Could you extract every entry below and reproduce it exactly?

— begin Task inputs —

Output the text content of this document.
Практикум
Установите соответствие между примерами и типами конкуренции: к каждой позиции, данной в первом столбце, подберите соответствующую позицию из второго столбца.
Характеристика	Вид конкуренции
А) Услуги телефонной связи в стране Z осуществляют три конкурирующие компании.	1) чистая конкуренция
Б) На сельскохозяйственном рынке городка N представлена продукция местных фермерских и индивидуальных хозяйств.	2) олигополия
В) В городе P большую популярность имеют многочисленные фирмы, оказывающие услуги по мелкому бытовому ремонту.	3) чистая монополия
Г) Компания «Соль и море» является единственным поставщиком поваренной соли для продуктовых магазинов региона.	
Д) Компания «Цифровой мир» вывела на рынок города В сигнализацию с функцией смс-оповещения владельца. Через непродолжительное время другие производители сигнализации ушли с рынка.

— end Task inputs —

_The answer_.
Output the text content of this document.
Практикум
Установите соответствие между примерами и типами конкуренции: к каждой позиции, данной в первом столбце, подберите соответствующую позицию из второго столбца.
Характеристика	Вид конкуренции
А) Услуги телефонной связи в стране Z осуществляют три конкурирующие компании.	1) чистая конкуренция
Б) На сельскохозяйственном рынке городка N представлена продукция местных фермерских и индивидуальных хозяйств.	2) олигополия
В) В городе P большую популярность имеют многочисленные фирмы, оказывающие услуги по мелкому бытовому ремонту.	3) чистая монополия
Г) Компания «Соль и море» является единственным поставщиком поваренной соли для продуктовых магазинов региона.	
Д) Компания «Цифровой мир» вывела на рынок города В сигнализацию с функцией смс-оповещения владельца. Через непродолжительное время другие производители сигнализации ушли с рынка.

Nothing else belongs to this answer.